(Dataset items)
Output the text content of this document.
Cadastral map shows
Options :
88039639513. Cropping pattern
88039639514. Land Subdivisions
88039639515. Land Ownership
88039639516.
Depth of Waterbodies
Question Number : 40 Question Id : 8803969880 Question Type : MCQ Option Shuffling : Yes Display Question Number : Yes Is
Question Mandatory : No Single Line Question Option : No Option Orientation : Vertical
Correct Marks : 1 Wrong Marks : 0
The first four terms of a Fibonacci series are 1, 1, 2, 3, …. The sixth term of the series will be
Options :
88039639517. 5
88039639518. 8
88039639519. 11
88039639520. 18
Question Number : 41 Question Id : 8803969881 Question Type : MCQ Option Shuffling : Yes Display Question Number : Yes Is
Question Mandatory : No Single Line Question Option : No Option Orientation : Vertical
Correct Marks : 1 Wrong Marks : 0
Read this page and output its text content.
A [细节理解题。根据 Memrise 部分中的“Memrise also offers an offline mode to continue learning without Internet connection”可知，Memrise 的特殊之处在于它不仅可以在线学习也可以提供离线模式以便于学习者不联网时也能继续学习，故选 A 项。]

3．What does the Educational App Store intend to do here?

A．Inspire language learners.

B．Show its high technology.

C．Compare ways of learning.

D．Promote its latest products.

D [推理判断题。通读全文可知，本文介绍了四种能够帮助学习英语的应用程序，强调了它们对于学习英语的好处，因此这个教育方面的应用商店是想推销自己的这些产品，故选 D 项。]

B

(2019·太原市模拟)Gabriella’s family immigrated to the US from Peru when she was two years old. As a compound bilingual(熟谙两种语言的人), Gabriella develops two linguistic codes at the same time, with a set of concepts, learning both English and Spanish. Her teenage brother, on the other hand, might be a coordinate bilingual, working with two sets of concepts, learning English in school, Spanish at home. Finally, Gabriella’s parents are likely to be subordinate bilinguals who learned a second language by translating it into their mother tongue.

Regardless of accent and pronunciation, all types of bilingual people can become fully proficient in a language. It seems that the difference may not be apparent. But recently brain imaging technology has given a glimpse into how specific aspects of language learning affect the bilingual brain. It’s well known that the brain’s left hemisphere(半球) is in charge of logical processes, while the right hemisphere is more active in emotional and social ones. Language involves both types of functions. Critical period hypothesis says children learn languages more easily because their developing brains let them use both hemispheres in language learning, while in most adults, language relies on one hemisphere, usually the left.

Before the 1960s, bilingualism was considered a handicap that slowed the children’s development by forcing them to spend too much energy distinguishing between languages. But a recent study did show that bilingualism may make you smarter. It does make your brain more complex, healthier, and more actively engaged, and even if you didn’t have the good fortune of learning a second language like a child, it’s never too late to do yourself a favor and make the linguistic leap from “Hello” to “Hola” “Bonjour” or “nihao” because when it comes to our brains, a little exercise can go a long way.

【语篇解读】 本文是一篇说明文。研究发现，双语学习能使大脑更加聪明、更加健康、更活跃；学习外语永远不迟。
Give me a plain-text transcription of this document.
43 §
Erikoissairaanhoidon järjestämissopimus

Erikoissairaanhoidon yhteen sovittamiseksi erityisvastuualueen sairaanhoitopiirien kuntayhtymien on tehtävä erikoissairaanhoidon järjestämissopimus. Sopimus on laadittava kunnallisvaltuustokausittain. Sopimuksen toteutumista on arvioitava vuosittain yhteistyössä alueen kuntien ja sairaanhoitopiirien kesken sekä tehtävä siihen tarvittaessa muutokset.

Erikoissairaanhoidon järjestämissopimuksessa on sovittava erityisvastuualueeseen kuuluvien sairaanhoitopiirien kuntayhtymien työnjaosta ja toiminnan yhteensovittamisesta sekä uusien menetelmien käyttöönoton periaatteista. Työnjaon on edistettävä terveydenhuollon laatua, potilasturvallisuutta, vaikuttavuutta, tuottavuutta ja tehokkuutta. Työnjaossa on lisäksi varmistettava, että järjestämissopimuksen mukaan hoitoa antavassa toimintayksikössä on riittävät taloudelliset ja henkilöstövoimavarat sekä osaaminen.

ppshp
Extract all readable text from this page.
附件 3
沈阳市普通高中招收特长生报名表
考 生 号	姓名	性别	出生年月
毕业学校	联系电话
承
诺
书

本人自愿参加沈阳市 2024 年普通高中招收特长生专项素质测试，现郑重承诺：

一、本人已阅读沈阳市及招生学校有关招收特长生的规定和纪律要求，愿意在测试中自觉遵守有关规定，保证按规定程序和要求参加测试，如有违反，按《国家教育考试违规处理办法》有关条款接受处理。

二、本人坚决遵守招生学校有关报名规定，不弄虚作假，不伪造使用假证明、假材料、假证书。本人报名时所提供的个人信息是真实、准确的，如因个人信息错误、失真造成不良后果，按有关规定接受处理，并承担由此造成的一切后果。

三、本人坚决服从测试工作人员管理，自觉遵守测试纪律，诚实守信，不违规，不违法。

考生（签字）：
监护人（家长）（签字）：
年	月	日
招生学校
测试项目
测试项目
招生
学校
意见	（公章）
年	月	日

◆ REQUIREMENTS
Output the listing above word for word.

◆ WRITTEN ANSWER
Output the text content of this document.
Cadastral map shows
Options :
88039639513. Cropping pattern
88039639514. Land Subdivisions
88039639515. Land Ownership
88039639516.
Depth of Waterbodies
Question Number : 40 Question Id : 8803969880 Question Type : MCQ Option Shuffling : Yes Display Question Number : Yes Is
Question Mandatory : No Single Line Question Option : No Option Orientation : Vertical
Correct Marks : 1 Wrong Marks : 0
The first four terms of a Fibonacci series are 1, 1, 2, 3, …. The sixth term of the series will be
Options :
88039639517. 5
88039639518. 8
88039639519. 11
88039639520. 18
Question Number : 41 Question Id : 8803969881 Question Type : MCQ Option Shuffling : Yes Display Question Number : Yes Is
Question Mandatory : No Single Line Question Option : No Option Orientation : Vertical
Correct Marks : 1 Wrong Marks : 0
Read this page and output its text content.
A [细节理解题。根据 Memrise 部分中的“Memrise also offers an offline mode to continue learning without Internet connection”可知，Memrise 的特殊之处在于它不仅可以在线学习也可以提供离线模式以便于学习者不联网时也能继续学习，故选 A 项。]

3．What does the Educational App Store intend to do here?

A．Inspire language learners.

B．Show its high technology.

C．Compare ways of learning.

D．Promote its latest products.

D [推理判断题。通读全文可知，本文介绍了四种能够帮助学习英语的应用程序，强调了它们对于学习英语的好处，因此这个教育方面的应用商店是想推销自己的这些产品，故选 D 项。]

B

(2019·太原市模拟)Gabriella’s family immigrated to the US from Peru when she was two years old. As a compound bilingual(熟谙两种语言的人), Gabriella develops two linguistic codes at the same time, with a set of concepts, learning both English and Spanish. Her teenage brother, on the other hand, might be a coordinate bilingual, working with two sets of concepts, learning English in school, Spanish at home. Finally, Gabriella’s parents are likely to be subordinate bilinguals who learned a second language by translating it into their mother tongue.

Regardless of accent and pronunciation, all types of bilingual people can become fully proficient in a language. It seems that the difference may not be apparent. But recently brain imaging technology has given a glimpse into how specific aspects of language learning affect the bilingual brain. It’s well known that the brain’s left hemisphere(半球) is in charge of logical processes, while the right hemisphere is more active in emotional and social ones. Language involves both types of functions. Critical period hypothesis says children learn languages more easily because their developing brains let them use both hemispheres in language learning, while in most adults, language relies on one hemisphere, usually the left.

Before the 1960s, bilingualism was considered a handicap that slowed the children’s development by forcing them to spend too much energy distinguishing between languages. But a recent study did show that bilingualism may make you smarter. It does make your brain more complex, healthier, and more actively engaged, and even if you didn’t have the good fortune of learning a second language like a child, it’s never too late to do yourself a favor and make the linguistic leap from “Hello” to “Hola” “Bonjour” or “nihao” because when it comes to our brains, a little exercise can go a long way.

【语篇解读】 本文是一篇说明文。研究发现，双语学习能使大脑更加聪明、更加健康、更活跃；学习外语永远不迟。
Give me a plain-text transcription of this document.
43 §
Erikoissairaanhoidon järjestämissopimus

Erikoissairaanhoidon yhteen sovittamiseksi erityisvastuualueen sairaanhoitopiirien kuntayhtymien on tehtävä erikoissairaanhoidon järjestämissopimus. Sopimus on laadittava kunnallisvaltuustokausittain. Sopimuksen toteutumista on arvioitava vuosittain yhteistyössä alueen kuntien ja sairaanhoitopiirien kesken sekä tehtävä siihen tarvittaessa muutokset.

Erikoissairaanhoidon järjestämissopimuksessa on sovittava erityisvastuualueeseen kuuluvien sairaanhoitopiirien kuntayhtymien työnjaosta ja toiminnan yhteensovittamisesta sekä uusien menetelmien käyttöönoton periaatteista. Työnjaon on edistettävä terveydenhuollon laatua, potilasturvallisuutta, vaikuttavuutta, tuottavuutta ja tehokkuutta. Työnjaossa on lisäksi varmistettava, että järjestämissopimuksen mukaan hoitoa antavassa toimintayksikössä on riittävät taloudelliset ja henkilöstövoimavarat sekä osaaminen.

ppshp
Extract all readable text from this page.
附件 3
沈阳市普通高中招收特长生报名表
考 生 号	姓名	性别	出生年月
毕业学校	联系电话
承
诺
书

本人自愿参加沈阳市 2024 年普通高中招收特长生专项素质测试，现郑重承诺：

一、本人已阅读沈阳市及招生学校有关招收特长生的规定和纪律要求，愿意在测试中自觉遵守有关规定，保证按规定程序和要求参加测试，如有违反，按《国家教育考试违规处理办法》有关条款接受处理。

二、本人坚决遵守招生学校有关报名规定，不弄虚作假，不伪造使用假证明、假材料、假证书。本人报名时所提供的个人信息是真实、准确的，如因个人信息错误、失真造成不良后果，按有关规定接受处理，并承担由此造成的一切后果。

三、本人坚决服从测试工作人员管理，自觉遵守测试纪律，诚实守信，不违规，不违法。

考生（签字）：
监护人（家长）（签字）：
年	月	日
招生学校
测试项目
测试项目
招生
学校
意见	（公章）
年	月	日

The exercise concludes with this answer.